Rows from a figure dataset
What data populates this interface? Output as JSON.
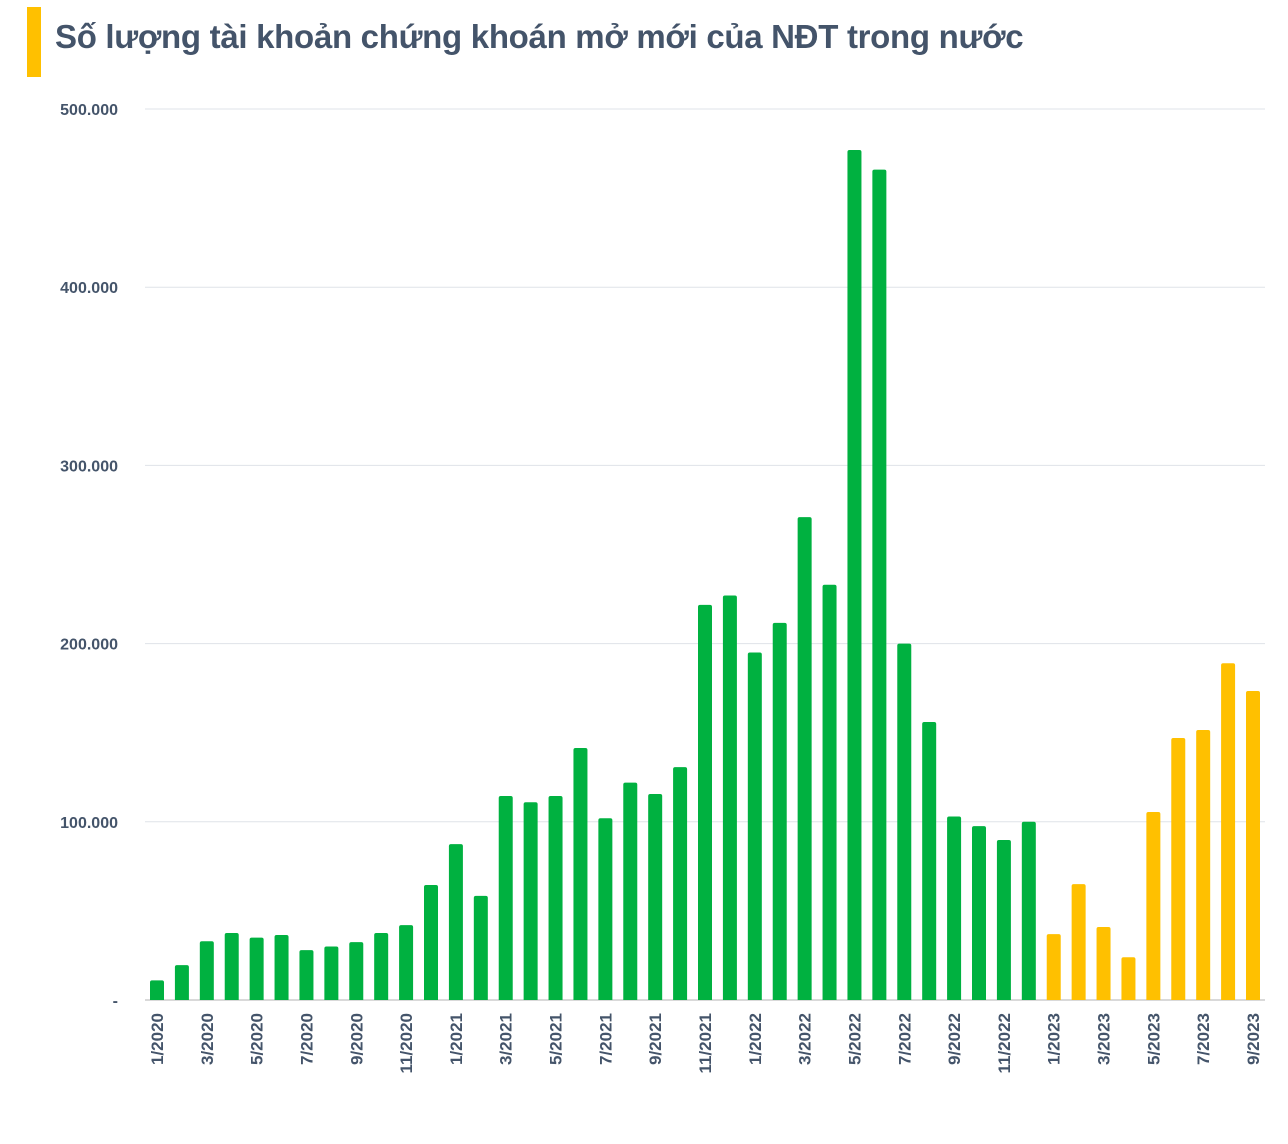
{
  "chart_data": {
    "type": "bar",
    "title": "Số lượng tài khoản chứng khoán mở mới của NĐT trong nước",
    "xlabel": "",
    "ylabel": "",
    "ylim": [
      0,
      500000
    ],
    "yticks": [
      0,
      100000,
      200000,
      300000,
      400000,
      500000
    ],
    "ytick_labels": [
      "-",
      "100.000",
      "200.000",
      "300.000",
      "400.000",
      "500.000"
    ],
    "grid": true,
    "categories": [
      "1/2020",
      "2/2020",
      "3/2020",
      "4/2020",
      "5/2020",
      "6/2020",
      "7/2020",
      "8/2020",
      "9/2020",
      "10/2020",
      "11/2020",
      "12/2020",
      "1/2021",
      "2/2021",
      "3/2021",
      "4/2021",
      "5/2021",
      "6/2021",
      "7/2021",
      "8/2021",
      "9/2021",
      "10/2021",
      "11/2021",
      "12/2021",
      "1/2022",
      "2/2022",
      "3/2022",
      "4/2022",
      "5/2022",
      "6/2022",
      "7/2022",
      "8/2022",
      "9/2022",
      "10/2022",
      "11/2022",
      "12/2022",
      "1/2023",
      "2/2023",
      "3/2023",
      "4/2023",
      "5/2023",
      "6/2023",
      "7/2023",
      "8/2023",
      "9/2023"
    ],
    "xtick_labels_shown_every": 2,
    "values": [
      11000,
      19600,
      33000,
      37600,
      35000,
      36500,
      28000,
      30000,
      32500,
      37600,
      42000,
      64500,
      87500,
      58400,
      114500,
      111000,
      114500,
      141400,
      102000,
      122000,
      115600,
      130700,
      221700,
      227000,
      195000,
      211600,
      271000,
      233000,
      477000,
      466000,
      200000,
      156000,
      103000,
      97600,
      89800,
      100000,
      37000,
      65000,
      41000,
      24000,
      105500,
      147000,
      151500,
      189000,
      173400
    ],
    "bar_colors_by_year": {
      "2020": "#00b140",
      "2021": "#00b140",
      "2022": "#00b140",
      "2023": "#ffc000"
    },
    "accent_color": "#ffc000"
  }
}
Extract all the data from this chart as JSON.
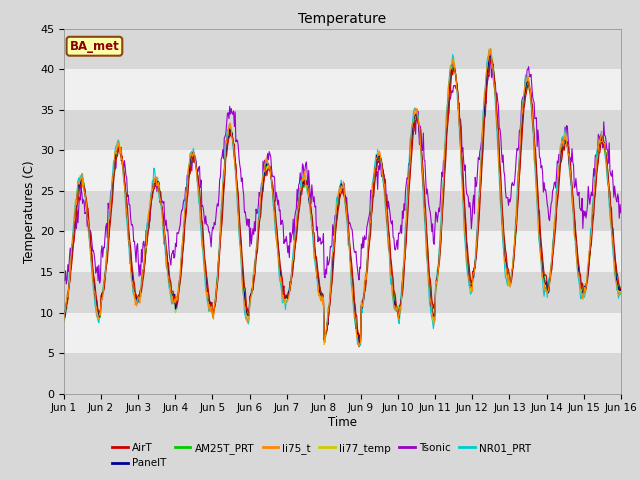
{
  "title": "Temperature",
  "xlabel": "Time",
  "ylabel": "Temperatures (C)",
  "annotation": "BA_met",
  "ylim": [
    0,
    45
  ],
  "series_colors": {
    "AirT": "#cc0000",
    "PanelT": "#000099",
    "AM25T_PRT": "#00cc00",
    "li75_t": "#ff8800",
    "li77_temp": "#cccc00",
    "Tsonic": "#9900cc",
    "NR01_PRT": "#00cccc"
  },
  "legend_order": [
    "AirT",
    "PanelT",
    "AM25T_PRT",
    "li75_t",
    "li77_temp",
    "Tsonic",
    "NR01_PRT"
  ],
  "x_tick_labels": [
    "Jun 1",
    "Jun 2",
    "Jun 3",
    "Jun 4",
    "Jun 5",
    "Jun 6",
    "Jun 7",
    "Jun 8",
    "Jun 9",
    "Jun 10",
    "Jun 11",
    "Jun 12",
    "Jun 13",
    "Jun 14",
    "Jun 15",
    "Jun 16"
  ],
  "bg_color": "#d8d8d8",
  "plot_bg_color": "#ffffff",
  "band_colors": [
    "#d8d8d8",
    "#f0f0f0"
  ],
  "day_amps": [
    8,
    9,
    7,
    9,
    11,
    8,
    7,
    9,
    9,
    12,
    13,
    13,
    12,
    9,
    9
  ],
  "day_bases": [
    18,
    21,
    19,
    20,
    21,
    20,
    19,
    16,
    20,
    22,
    27,
    28,
    26,
    22,
    22
  ],
  "tsonic_amps": [
    5,
    6,
    5,
    5,
    7,
    5,
    5,
    5,
    5,
    7,
    8,
    8,
    7,
    5,
    5
  ],
  "tsonic_bases": [
    19,
    24,
    21,
    24,
    28,
    24,
    23,
    20,
    23,
    27,
    30,
    32,
    32,
    27,
    27
  ]
}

* **What is being asked**
Leave the pictures out, and reproduce only the lines from the line holding "Extract all the data from this chart as JSON." through the last line of the material, both included.

* **Answer to the task**
Extract all the data from this chart as JSON.
{
  "title": "Temperature",
  "xlabel": "Time",
  "ylabel": "Temperatures (C)",
  "annotation": "BA_met",
  "ylim": [
    0,
    45
  ],
  "series_colors": {
    "AirT": "#cc0000",
    "PanelT": "#000099",
    "AM25T_PRT": "#00cc00",
    "li75_t": "#ff8800",
    "li77_temp": "#cccc00",
    "Tsonic": "#9900cc",
    "NR01_PRT": "#00cccc"
  },
  "legend_order": [
    "AirT",
    "PanelT",
    "AM25T_PRT",
    "li75_t",
    "li77_temp",
    "Tsonic",
    "NR01_PRT"
  ],
  "x_tick_labels": [
    "Jun 1",
    "Jun 2",
    "Jun 3",
    "Jun 4",
    "Jun 5",
    "Jun 6",
    "Jun 7",
    "Jun 8",
    "Jun 9",
    "Jun 10",
    "Jun 11",
    "Jun 12",
    "Jun 13",
    "Jun 14",
    "Jun 15",
    "Jun 16"
  ],
  "bg_color": "#d8d8d8",
  "plot_bg_color": "#ffffff",
  "band_colors": [
    "#d8d8d8",
    "#f0f0f0"
  ],
  "day_amps": [
    8,
    9,
    7,
    9,
    11,
    8,
    7,
    9,
    9,
    12,
    13,
    13,
    12,
    9,
    9
  ],
  "day_bases": [
    18,
    21,
    19,
    20,
    21,
    20,
    19,
    16,
    20,
    22,
    27,
    28,
    26,
    22,
    22
  ],
  "tsonic_amps": [
    5,
    6,
    5,
    5,
    7,
    5,
    5,
    5,
    5,
    7,
    8,
    8,
    7,
    5,
    5
  ],
  "tsonic_bases": [
    19,
    24,
    21,
    24,
    28,
    24,
    23,
    20,
    23,
    27,
    30,
    32,
    32,
    27,
    27
  ]
}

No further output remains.